__Given request__: Spot every line with the word "this" and return it.

START Data supplied

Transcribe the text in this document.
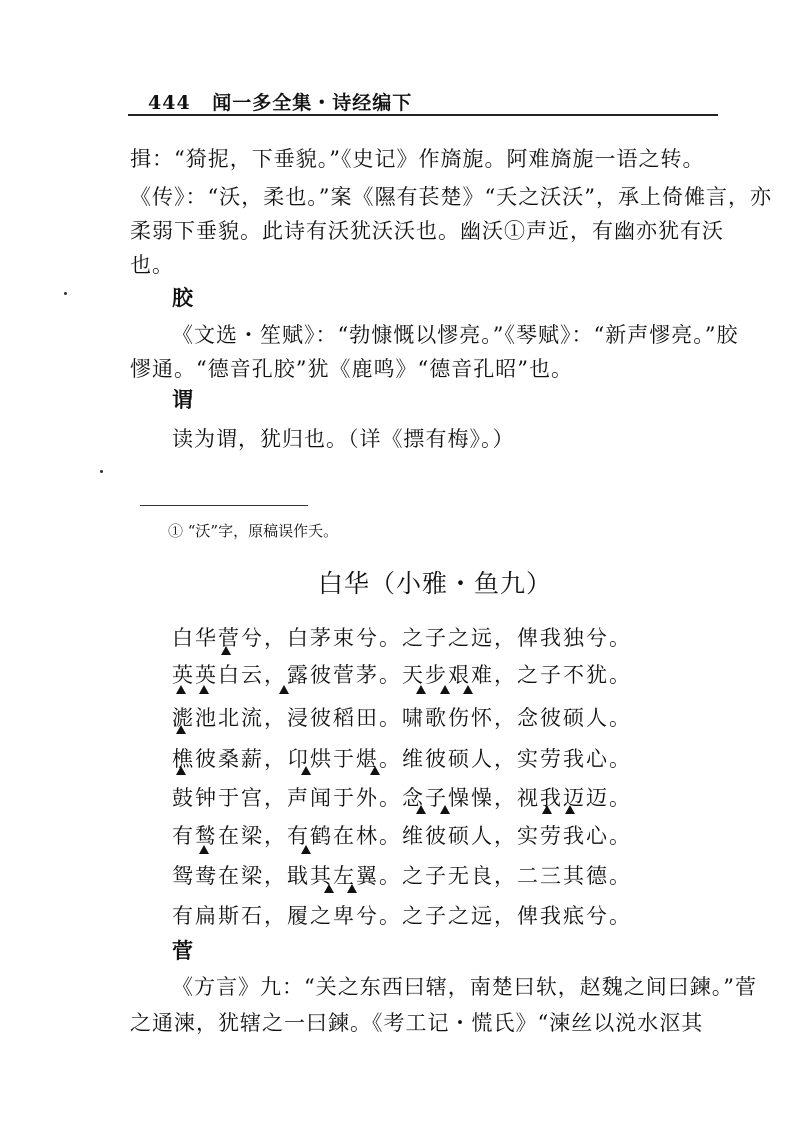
444 闻一多全集・诗经编下
揖：“猗抳，下垂貌。”《史记》作旖旎。阿难旖旎一语之转。
《传》：“沃，柔也。”案《隰有苌楚》“夭之沃沃”，承上倚傩言，亦
柔弱下垂貌。此诗有沃犹沃沃也。幽沃①声近，有幽亦犹有沃
也。
胶
《文选・笙赋》：“勃慷慨以憀亮。”《琴赋》：“新声憀亮。”胶
憀通。“德音孔胶”犹《鹿鸣》“德音孔昭”也。
谓
读为谓，犹归也。（详《摽有梅》。）
① “沃”字，原稿误作夭。
白华（小雅・鱼九）
白华菅兮，白茅束兮。之子之远，俾我独兮。
英英白云，露彼菅茅。天步艰难，之子不犹。
滮池北流，浸彼稻田。啸歌伤怀，念彼硕人。
樵彼桑薪，卬烘于煁。维彼硕人，实劳我心。
鼓钟于宫，声闻于外。念子懆懆，视我迈迈。
有鹙在梁，有鹤在林。维彼硕人，实劳我心。
鸳鸯在梁，戢其左翼。之子无良，二三其德。
有扁斯石，履之卑兮。之子之远，俾我疷兮。
菅
《方言》九：“关之东西曰辖，南楚曰轪，赵魏之间曰鍊。”菅
之通湅，犹辖之一曰鍊。《考工记・慌氏》“湅丝以涚水沤其
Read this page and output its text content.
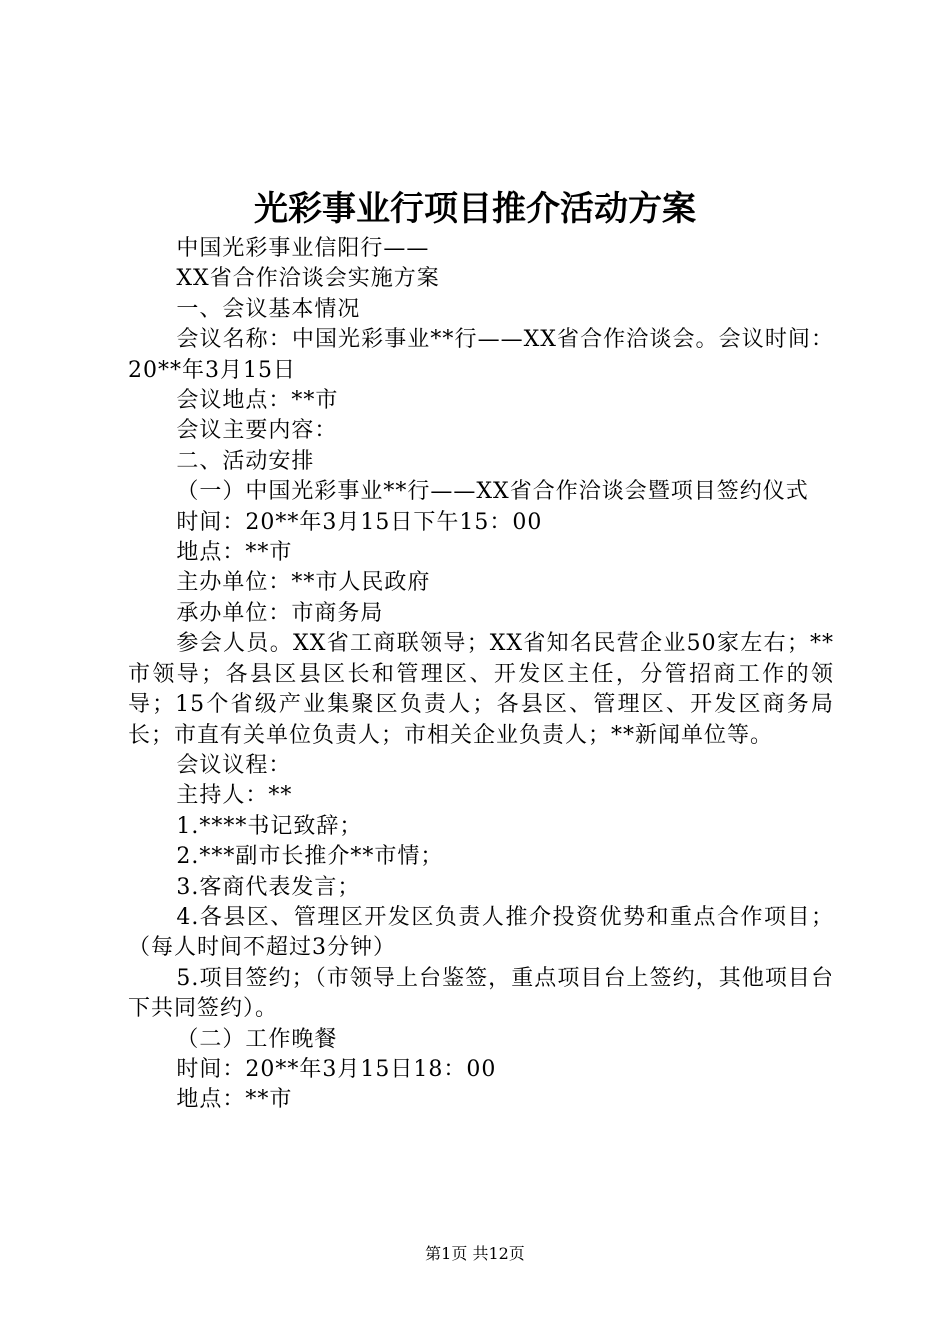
光彩事业行项目推介活动方案

中国光彩事业信阳行——

XX省合作洽谈会实施方案

一、会议基本情况

会议名称：中国光彩事业**行——XX省合作洽谈会。会议时间：20**年3月15日

会议地点：**市

会议主要内容：

二、活动安排

（一）中国光彩事业**行——XX省合作洽谈会暨项目签约仪式

时间：20**年3月15日下午15：00

地点：**市

主办单位：**市人民政府

承办单位：市商务局

参会人员。XX省工商联领导；XX省知名民营企业50家左右；**市领导；各县区县区长和管理区、开发区主任，分管招商工作的领导；15个省级产业集聚区负责人；各县区、管理区、开发区商务局长；市直有关单位负责人；市相关企业负责人；**新闻单位等。

会议议程：

主持人：**

1.****书记致辞；

2.***副市长推介**市情；

3.客商代表发言；

4.各县区、管理区开发区负责人推介投资优势和重点合作项目；（每人时间不超过3分钟）

5.项目签约；（市领导上台鉴签，重点项目台上签约，其他项目台下共同签约）。

（二）工作晚餐

时间：20**年3月15日18：00

地点：**市

第1页 共12页
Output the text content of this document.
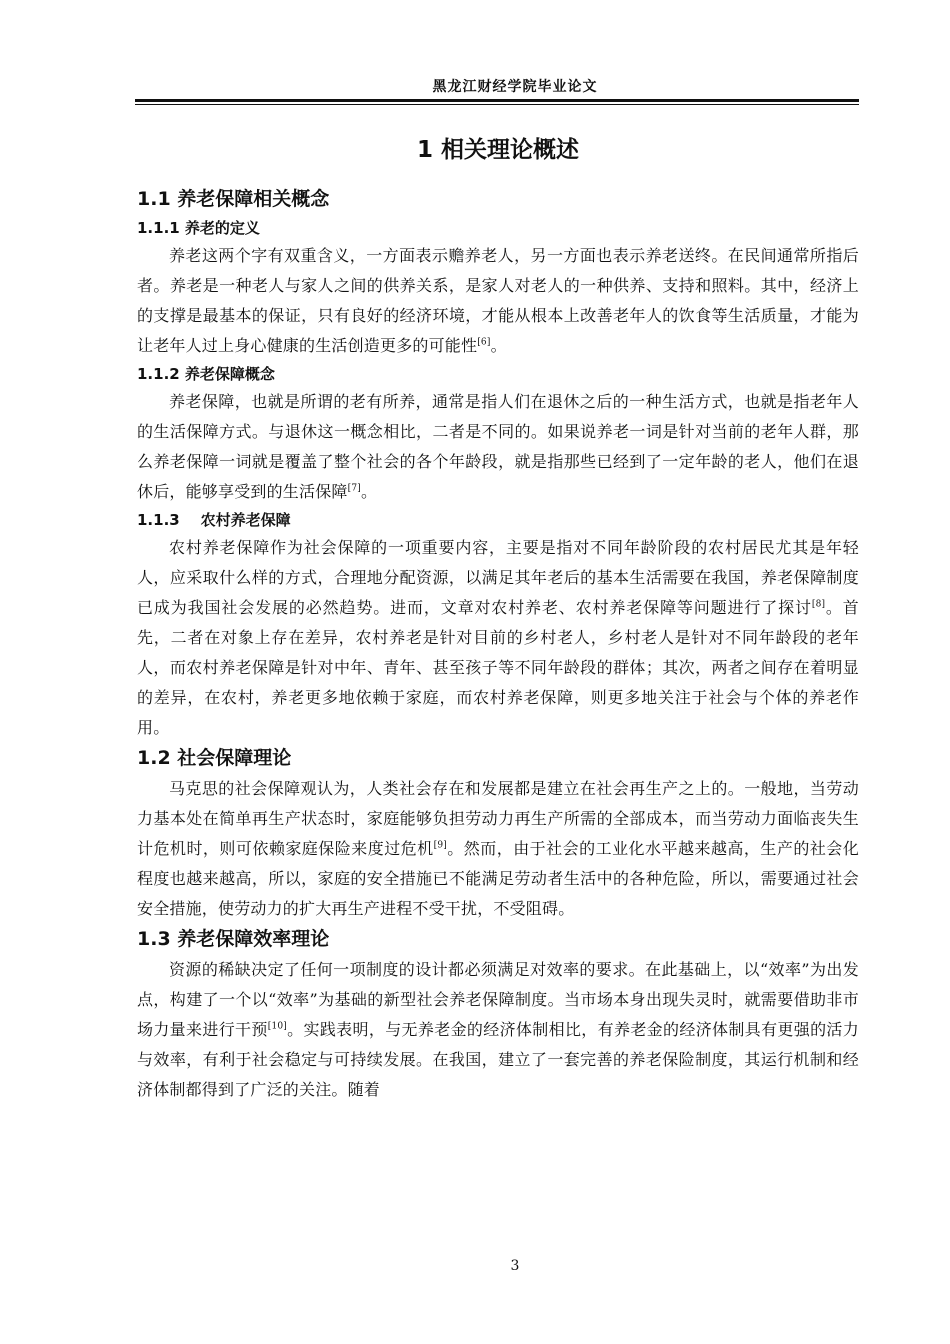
黑龙江财经学院毕业论文
1 相关理论概述
1.1 养老保障相关概念
1.1.1 养老的定义

养老这两个字有双重含义，一方面表示赡养老人，另一方面也表示养老送终。在民间通常所指后者。养老是一种老人与家人之间的供养关系，是家人对老人的一种供养、支持和照料。其中，经济上的支撑是最基本的保证，只有良好的经济环境，才能从根本上改善老年人的饮食等生活质量，才能为让老年人过上身心健康的生活创造更多的可能性[6]。

1.1.2 养老保障概念

养老保障，也就是所谓的老有所养，通常是指人们在退休之后的一种生活方式，也就是指老年人的生活保障方式。与退休这一概念相比，二者是不同的。如果说养老一词是针对当前的老年人群，那么养老保障一词就是覆盖了整个社会的各个年龄段，就是指那些已经到了一定年龄的老人，他们在退休后，能够享受到的生活保障[7]。

1.1.3    农村养老保障

农村养老保障作为社会保障的一项重要内容，主要是指对不同年龄阶段的农村居民尤其是年轻人，应采取什么样的方式，合理地分配资源，以满足其年老后的基本生活需要在我国，养老保障制度已成为我国社会发展的必然趋势。进而，文章对农村养老、农村养老保障等问题进行了探讨[8]。首先，二者在对象上存在差异，农村养老是针对目前的乡村老人，乡村老人是针对不同年龄段的老年人，而农村养老保障是针对中年、青年、甚至孩子等不同年龄段的群体；其次，两者之间存在着明显的差异，在农村，养老更多地依赖于家庭，而农村养老保障，则更多地关注于社会与个体的养老作用。

1.2 社会保障理论

马克思的社会保障观认为，人类社会存在和发展都是建立在社会再生产之上的。一般地，当劳动力基本处在简单再生产状态时，家庭能够负担劳动力再生产所需的全部成本，而当劳动力面临丧失生计危机时，则可依赖家庭保险来度过危机[9]。然而，由于社会的工业化水平越来越高，生产的社会化程度也越来越高，所以，家庭的安全措施已不能满足劳动者生活中的各种危险，所以，需要通过社会安全措施，使劳动力的扩大再生产进程不受干扰，不受阻碍。

1.3 养老保障效率理论

资源的稀缺决定了任何一项制度的设计都必须满足对效率的要求。在此基础上，以“效率”为出发点，构建了一个以“效率”为基础的新型社会养老保障制度。当市场本身出现失灵时，就需要借助非市场力量来进行干预[10]。实践表明，与无养老金的经济体制相比，有养老金的经济体制具有更强的活力与效率，有利于社会稳定与可持续发展。在我国，建立了一套完善的养老保险制度，其运行机制和经济体制都得到了广泛的关注。随着

3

END Data supplied

__Task solution__:
Transcribe the text in this document.
Read this page and output its text content.
Output the text content of this document.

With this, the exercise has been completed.